Written request: Recast every line of the material below as a numbered list, skipping any blank lines.

Records for processing:
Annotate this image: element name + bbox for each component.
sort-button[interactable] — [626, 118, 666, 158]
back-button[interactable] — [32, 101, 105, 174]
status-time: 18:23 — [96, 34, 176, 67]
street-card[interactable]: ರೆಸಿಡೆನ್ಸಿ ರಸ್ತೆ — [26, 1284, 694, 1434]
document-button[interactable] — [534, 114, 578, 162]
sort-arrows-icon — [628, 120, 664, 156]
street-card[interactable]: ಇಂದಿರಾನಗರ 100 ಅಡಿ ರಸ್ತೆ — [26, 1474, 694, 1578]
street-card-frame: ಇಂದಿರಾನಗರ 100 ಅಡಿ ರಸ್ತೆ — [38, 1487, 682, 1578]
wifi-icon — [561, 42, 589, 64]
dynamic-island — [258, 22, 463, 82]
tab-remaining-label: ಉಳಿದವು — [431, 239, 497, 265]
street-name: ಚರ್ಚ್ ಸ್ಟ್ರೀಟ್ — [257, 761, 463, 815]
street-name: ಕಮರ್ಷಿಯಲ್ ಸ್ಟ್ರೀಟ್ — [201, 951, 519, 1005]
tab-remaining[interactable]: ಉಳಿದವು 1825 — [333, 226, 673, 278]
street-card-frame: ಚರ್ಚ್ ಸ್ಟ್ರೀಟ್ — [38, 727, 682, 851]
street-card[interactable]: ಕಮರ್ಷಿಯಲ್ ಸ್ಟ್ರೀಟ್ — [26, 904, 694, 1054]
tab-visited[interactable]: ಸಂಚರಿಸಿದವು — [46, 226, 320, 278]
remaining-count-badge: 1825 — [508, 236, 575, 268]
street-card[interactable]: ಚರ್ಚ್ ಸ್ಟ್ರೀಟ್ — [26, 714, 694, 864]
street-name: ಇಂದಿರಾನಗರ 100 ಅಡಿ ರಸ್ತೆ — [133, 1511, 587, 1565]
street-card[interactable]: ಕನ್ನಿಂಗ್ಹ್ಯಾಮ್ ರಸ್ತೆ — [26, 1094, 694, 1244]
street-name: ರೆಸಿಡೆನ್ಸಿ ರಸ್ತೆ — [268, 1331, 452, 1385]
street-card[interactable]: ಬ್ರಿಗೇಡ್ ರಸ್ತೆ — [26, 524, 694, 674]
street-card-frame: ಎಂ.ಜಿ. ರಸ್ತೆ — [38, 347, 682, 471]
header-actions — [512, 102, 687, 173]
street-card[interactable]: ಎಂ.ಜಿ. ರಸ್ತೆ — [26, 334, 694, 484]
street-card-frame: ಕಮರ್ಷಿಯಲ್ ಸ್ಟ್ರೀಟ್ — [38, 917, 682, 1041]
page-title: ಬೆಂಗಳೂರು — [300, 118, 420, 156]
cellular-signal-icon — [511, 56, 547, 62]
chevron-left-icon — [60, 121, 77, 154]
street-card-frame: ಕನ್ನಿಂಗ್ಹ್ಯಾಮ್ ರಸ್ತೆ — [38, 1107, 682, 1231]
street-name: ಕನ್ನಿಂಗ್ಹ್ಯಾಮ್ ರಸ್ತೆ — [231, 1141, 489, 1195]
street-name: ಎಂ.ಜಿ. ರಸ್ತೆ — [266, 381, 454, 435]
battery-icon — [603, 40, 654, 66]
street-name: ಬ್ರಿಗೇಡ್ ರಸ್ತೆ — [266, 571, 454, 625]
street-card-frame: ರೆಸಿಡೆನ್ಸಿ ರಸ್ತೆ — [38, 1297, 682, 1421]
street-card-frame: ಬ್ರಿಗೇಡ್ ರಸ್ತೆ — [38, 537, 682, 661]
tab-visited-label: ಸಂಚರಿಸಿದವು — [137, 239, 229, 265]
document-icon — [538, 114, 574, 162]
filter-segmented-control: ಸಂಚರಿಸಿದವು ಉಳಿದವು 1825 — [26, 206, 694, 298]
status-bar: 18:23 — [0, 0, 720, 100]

Answer below:
1. Annotate this image: element name + bbox for each component.
2. sort-button[interactable] — [626, 118, 666, 158]
3. back-button[interactable] — [32, 101, 105, 174]
4. status-time: 18:23 — [96, 34, 176, 67]
5. street-card[interactable]: ರೆಸಿಡೆನ್ಸಿ ರಸ್ತೆ — [26, 1284, 694, 1434]
6. document-button[interactable] — [534, 114, 578, 162]
7. sort-arrows-icon — [628, 120, 664, 156]
8. street-card[interactable]: ಇಂದಿರಾನಗರ 100 ಅಡಿ ರಸ್ತೆ — [26, 1474, 694, 1578]
9. street-card-frame: ಇಂದಿರಾನಗರ 100 ಅಡಿ ರಸ್ತೆ — [38, 1487, 682, 1578]
10. wifi-icon — [561, 42, 589, 64]
11. dynamic-island — [258, 22, 463, 82]
12. tab-remaining-label: ಉಳಿದವು — [431, 239, 497, 265]
13. street-name: ಚರ್ಚ್ ಸ್ಟ್ರೀಟ್ — [257, 761, 463, 815]
14. street-name: ಕಮರ್ಷಿಯಲ್ ಸ್ಟ್ರೀಟ್ — [201, 951, 519, 1005]
15. tab-remaining[interactable]: ಉಳಿದವು 1825 — [333, 226, 673, 278]
16. street-card-frame: ಚರ್ಚ್ ಸ್ಟ್ರೀಟ್ — [38, 727, 682, 851]
17. street-card[interactable]: ಕಮರ್ಷಿಯಲ್ ಸ್ಟ್ರೀಟ್ — [26, 904, 694, 1054]
18. tab-visited[interactable]: ಸಂಚರಿಸಿದವು — [46, 226, 320, 278]
19. remaining-count-badge: 1825 — [508, 236, 575, 268]
20. street-card[interactable]: ಚರ್ಚ್ ಸ್ಟ್ರೀಟ್ — [26, 714, 694, 864]
21. street-name: ಇಂದಿರಾನಗರ 100 ಅಡಿ ರಸ್ತೆ — [133, 1511, 587, 1565]
22. street-card[interactable]: ಕನ್ನಿಂಗ್ಹ್ಯಾಮ್ ರಸ್ತೆ — [26, 1094, 694, 1244]
23. street-name: ರೆಸಿಡೆನ್ಸಿ ರಸ್ತೆ — [268, 1331, 452, 1385]
24. street-card[interactable]: ಬ್ರಿಗೇಡ್ ರಸ್ತೆ — [26, 524, 694, 674]
25. street-card-frame: ಎಂ.ಜಿ. ರಸ್ತೆ — [38, 347, 682, 471]
26. header-actions — [512, 102, 687, 173]
27. street-card[interactable]: ಎಂ.ಜಿ. ರಸ್ತೆ — [26, 334, 694, 484]
28. street-card-frame: ಕಮರ್ಷಿಯಲ್ ಸ್ಟ್ರೀಟ್ — [38, 917, 682, 1041]
29. page-title: ಬೆಂಗಳೂರು — [300, 118, 420, 156]
30. cellular-signal-icon — [511, 56, 547, 62]
31. chevron-left-icon — [60, 121, 77, 154]
32. street-card-frame: ಕನ್ನಿಂಗ್ಹ್ಯಾಮ್ ರಸ್ತೆ — [38, 1107, 682, 1231]
33. street-name: ಕನ್ನಿಂಗ್ಹ್ಯಾಮ್ ರಸ್ತೆ — [231, 1141, 489, 1195]
34. street-name: ಎಂ.ಜಿ. ರಸ್ತೆ — [266, 381, 454, 435]
35. battery-icon — [603, 40, 654, 66]
36. street-name: ಬ್ರಿಗೇಡ್ ರಸ್ತೆ — [266, 571, 454, 625]
37. street-card-frame: ರೆಸಿಡೆನ್ಸಿ ರಸ್ತೆ — [38, 1297, 682, 1421]
38. street-card-frame: ಬ್ರಿಗೇಡ್ ರಸ್ತೆ — [38, 537, 682, 661]
39. tab-visited-label: ಸಂಚರಿಸಿದವು — [137, 239, 229, 265]
40. document-icon — [538, 114, 574, 162]
41. filter-segmented-control: ಸಂಚರಿಸಿದವು ಉಳಿದವು 1825 — [26, 206, 694, 298]
42. status-bar: 18:23 — [0, 0, 720, 100]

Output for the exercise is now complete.